Stated problem:
Wherever the word "Total" appears in a line, copy that line.

━━━━━━

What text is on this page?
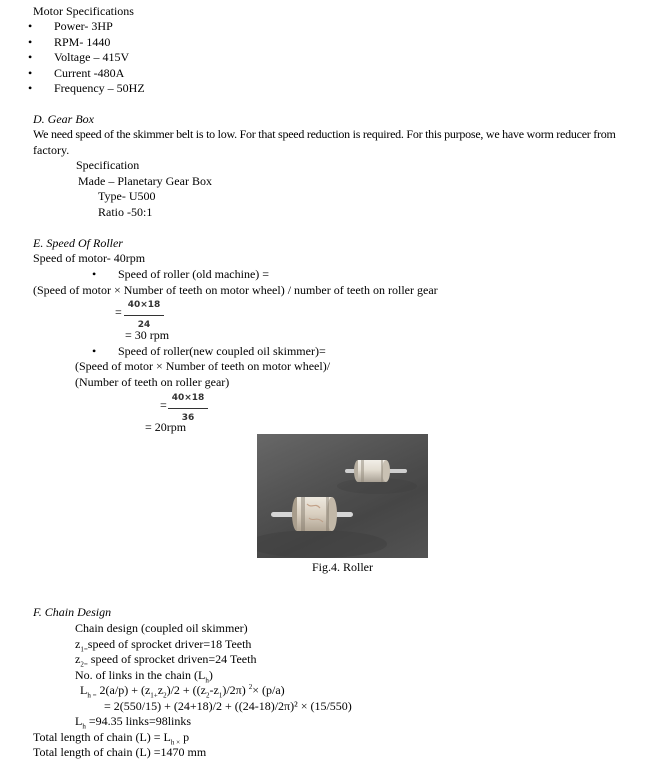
Motor Specifications
• Power- 3HP
• RPM- 1440
• Voltage – 415V
• Current -480A
• Frequency – 50HZ
D. Gear Box
We need speed of the skimmer belt is to low. For that speed reduction is required. For this purpose, we have worm reducer from
factory.
Specification
Made – Planetary Gear Box
Type- U500
Ratio -50:1
E. Speed Of Roller
Speed of motor- 40rpm
• Speed of roller (old machine) =
(Speed of motor × Number of teeth on motor wheel) / number of teeth on roller gear
= 40×18
24
= 30 rpm
• Speed of roller(new coupled oil skimmer)=
(Speed of motor × Number of teeth on motor wheel)/
(Number of teeth on roller gear)
= 40×18
36
= 20rpm
Fig.4. Roller
F. Chain Design
Chain design (coupled oil skimmer)
$z_{1=}speed$ of sprocket driver=18 Teeth
$z_{2=}$ speed of sprocket driven=24 Teeth
No. of links in the chain $(L_h)$
$L_{h =}$ $2(a/p) + (z_{1+}z_2)/2 + ((z_2-z_1)/2\pi)$ $^2$× (p/a)
= 2(550/15) + (24+18)/2 + ((24-18)/2π)² × (15/550)
$L_h =94.35$ links=98links
Total length of chain $(L) = L_{h \times}$ p
Total length of chain (L) =1470 mm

━━━━━━

Task answer:
Total length of chain $(L) = L_{h \times}$ p
Total length of chain (L) =1470 mm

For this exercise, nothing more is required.